▸ ENTRIES:
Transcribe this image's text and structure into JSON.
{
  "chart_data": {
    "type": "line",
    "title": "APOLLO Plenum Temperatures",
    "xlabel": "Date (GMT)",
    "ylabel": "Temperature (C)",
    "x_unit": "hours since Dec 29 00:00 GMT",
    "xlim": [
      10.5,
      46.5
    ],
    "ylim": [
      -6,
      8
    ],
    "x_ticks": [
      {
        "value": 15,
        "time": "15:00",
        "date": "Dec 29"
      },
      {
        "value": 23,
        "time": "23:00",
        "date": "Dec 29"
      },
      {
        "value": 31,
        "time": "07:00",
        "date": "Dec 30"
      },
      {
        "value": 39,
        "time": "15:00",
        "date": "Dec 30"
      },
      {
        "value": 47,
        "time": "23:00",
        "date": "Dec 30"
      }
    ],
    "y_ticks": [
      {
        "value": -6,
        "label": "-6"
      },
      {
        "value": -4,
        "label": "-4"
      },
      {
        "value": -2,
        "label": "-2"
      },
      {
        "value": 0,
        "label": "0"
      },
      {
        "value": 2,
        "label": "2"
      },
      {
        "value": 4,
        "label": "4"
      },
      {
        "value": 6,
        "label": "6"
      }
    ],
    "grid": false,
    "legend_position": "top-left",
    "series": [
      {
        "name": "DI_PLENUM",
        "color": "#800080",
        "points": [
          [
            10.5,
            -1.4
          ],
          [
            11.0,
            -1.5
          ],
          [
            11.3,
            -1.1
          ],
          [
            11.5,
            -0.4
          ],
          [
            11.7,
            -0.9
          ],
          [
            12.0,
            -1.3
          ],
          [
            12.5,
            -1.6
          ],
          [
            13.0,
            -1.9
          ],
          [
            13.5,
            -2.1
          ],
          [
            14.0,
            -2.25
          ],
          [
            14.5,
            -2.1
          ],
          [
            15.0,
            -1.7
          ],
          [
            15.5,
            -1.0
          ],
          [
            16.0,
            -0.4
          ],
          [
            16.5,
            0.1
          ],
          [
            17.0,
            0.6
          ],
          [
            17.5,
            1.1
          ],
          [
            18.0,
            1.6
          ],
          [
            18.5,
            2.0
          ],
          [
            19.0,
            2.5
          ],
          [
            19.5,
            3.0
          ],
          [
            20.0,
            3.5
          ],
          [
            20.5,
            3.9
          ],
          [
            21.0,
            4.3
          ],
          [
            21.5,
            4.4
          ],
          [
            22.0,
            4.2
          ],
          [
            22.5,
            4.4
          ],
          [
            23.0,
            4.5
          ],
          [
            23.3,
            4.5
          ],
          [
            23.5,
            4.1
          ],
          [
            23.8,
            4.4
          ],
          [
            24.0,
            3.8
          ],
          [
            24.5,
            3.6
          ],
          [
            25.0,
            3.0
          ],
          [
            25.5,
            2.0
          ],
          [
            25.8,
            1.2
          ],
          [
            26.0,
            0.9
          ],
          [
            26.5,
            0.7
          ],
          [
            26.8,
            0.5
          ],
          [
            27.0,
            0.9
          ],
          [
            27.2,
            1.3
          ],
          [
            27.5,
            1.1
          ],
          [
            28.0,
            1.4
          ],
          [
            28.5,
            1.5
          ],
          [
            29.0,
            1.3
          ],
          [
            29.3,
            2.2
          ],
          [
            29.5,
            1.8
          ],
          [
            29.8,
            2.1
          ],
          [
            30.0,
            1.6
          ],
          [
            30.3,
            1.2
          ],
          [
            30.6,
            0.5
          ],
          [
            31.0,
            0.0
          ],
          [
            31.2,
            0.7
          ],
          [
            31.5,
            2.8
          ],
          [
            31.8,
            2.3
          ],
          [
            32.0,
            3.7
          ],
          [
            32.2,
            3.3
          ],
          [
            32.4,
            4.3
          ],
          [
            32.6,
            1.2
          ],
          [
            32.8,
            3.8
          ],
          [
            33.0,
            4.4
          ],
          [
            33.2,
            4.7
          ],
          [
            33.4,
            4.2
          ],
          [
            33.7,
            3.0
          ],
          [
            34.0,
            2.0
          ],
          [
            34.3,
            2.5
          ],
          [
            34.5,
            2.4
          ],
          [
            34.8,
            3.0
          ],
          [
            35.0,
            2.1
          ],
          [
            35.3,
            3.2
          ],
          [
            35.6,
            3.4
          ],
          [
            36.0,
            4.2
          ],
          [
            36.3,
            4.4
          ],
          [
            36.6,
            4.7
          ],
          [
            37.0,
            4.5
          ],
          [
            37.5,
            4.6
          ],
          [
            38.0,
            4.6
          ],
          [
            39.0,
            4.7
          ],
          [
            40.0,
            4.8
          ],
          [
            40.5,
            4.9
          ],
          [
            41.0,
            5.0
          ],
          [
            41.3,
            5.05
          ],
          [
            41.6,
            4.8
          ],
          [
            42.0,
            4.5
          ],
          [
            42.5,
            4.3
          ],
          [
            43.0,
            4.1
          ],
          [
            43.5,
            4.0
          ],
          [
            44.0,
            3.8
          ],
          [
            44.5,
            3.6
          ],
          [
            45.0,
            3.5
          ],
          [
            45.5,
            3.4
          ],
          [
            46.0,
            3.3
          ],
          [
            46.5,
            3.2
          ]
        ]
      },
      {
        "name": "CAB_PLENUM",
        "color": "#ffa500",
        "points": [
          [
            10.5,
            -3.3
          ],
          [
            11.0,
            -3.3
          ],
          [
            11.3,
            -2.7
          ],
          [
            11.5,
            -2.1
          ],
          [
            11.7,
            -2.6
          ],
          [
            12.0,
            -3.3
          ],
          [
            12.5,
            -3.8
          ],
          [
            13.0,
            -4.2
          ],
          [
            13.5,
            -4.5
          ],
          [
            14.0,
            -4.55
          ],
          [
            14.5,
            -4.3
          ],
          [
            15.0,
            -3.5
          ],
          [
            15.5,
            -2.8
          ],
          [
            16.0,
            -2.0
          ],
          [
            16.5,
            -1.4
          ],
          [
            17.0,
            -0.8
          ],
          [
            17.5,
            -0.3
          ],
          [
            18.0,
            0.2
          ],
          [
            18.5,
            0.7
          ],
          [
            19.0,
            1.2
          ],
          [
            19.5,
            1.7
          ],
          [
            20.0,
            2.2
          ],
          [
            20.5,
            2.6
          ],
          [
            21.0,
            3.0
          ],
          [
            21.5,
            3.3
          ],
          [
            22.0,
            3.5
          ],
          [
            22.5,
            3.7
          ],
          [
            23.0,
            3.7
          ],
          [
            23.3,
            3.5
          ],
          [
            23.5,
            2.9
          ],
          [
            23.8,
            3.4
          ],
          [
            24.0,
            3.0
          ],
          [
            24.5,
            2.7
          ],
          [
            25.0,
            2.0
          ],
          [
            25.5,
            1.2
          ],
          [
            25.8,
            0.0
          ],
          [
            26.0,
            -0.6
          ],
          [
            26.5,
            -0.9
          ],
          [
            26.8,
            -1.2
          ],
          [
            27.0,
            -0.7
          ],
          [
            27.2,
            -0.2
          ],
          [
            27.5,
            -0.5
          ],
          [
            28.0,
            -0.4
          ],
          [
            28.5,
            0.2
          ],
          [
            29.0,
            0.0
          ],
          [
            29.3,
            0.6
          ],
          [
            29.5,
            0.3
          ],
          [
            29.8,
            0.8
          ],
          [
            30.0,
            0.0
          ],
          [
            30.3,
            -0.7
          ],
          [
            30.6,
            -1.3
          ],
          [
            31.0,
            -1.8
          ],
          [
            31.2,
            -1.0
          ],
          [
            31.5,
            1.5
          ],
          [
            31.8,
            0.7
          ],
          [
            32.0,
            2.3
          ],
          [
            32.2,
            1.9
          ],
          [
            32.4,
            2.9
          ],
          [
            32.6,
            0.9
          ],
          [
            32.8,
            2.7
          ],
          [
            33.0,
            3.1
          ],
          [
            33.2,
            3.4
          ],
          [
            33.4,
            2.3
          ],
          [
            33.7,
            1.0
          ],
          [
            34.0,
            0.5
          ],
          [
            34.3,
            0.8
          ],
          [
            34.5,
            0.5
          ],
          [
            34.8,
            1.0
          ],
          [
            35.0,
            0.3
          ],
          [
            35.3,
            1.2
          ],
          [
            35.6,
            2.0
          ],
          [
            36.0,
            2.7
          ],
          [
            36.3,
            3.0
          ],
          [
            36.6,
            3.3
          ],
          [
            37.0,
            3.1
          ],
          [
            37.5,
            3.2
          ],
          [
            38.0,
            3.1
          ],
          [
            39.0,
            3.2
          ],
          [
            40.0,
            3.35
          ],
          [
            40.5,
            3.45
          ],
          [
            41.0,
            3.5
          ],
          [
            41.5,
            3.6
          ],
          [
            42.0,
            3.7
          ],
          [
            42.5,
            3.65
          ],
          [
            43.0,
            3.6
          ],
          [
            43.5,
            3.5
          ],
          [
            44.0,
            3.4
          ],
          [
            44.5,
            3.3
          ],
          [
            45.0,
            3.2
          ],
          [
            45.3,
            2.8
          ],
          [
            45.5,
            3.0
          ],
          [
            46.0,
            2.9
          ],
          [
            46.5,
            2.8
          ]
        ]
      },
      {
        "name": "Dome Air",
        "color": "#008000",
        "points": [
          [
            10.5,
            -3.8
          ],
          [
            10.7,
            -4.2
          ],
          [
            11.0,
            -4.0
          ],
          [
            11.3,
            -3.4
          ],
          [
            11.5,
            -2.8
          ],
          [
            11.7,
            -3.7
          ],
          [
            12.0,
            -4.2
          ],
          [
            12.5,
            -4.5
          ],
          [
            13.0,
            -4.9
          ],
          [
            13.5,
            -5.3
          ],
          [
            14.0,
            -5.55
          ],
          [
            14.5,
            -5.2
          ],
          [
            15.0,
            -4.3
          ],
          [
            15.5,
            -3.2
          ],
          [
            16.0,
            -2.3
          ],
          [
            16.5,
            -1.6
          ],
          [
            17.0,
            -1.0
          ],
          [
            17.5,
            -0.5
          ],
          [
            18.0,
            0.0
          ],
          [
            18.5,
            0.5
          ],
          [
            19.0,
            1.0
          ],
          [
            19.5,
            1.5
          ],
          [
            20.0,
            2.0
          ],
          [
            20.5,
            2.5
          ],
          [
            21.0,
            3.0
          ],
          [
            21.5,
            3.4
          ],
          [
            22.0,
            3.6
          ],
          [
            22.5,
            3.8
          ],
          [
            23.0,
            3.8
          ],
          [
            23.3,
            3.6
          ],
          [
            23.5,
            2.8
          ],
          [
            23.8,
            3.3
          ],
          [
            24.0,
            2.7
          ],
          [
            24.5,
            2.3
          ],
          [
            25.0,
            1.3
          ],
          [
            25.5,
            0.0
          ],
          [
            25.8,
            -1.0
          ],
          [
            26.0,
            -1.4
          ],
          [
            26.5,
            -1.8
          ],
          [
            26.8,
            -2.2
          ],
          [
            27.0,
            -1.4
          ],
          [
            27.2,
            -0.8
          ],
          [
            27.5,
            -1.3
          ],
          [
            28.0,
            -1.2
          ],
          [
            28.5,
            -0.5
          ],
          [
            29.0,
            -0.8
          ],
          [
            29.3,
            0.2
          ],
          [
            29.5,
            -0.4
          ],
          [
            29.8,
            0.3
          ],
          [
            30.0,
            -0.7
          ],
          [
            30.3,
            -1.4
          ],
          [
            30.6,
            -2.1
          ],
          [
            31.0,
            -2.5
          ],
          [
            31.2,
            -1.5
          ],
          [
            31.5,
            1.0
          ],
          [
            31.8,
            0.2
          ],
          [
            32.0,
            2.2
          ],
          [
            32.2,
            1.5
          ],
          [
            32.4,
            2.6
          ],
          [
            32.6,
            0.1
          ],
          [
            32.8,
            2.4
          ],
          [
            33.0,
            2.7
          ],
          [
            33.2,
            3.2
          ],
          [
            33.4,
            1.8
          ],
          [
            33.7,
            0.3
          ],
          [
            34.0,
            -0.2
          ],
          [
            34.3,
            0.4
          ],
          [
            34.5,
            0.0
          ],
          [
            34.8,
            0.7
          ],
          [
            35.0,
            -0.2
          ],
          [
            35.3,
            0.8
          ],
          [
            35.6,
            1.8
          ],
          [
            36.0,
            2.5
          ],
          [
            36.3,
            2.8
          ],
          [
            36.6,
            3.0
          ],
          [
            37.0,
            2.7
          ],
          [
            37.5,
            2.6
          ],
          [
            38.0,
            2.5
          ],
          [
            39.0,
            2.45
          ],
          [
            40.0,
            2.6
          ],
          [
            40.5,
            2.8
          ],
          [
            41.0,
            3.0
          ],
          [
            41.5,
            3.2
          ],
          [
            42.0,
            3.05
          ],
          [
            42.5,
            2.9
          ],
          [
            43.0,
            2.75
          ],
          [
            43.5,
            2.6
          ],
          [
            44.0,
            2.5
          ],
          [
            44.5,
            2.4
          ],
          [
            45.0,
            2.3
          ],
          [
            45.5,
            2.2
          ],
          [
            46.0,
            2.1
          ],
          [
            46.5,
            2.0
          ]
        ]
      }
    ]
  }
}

▸ TASK REQUIREMENTS: Count the lines of the data that include the string "name", and give only that number.

▸ SOLUTION TO THE EXERCISE: 3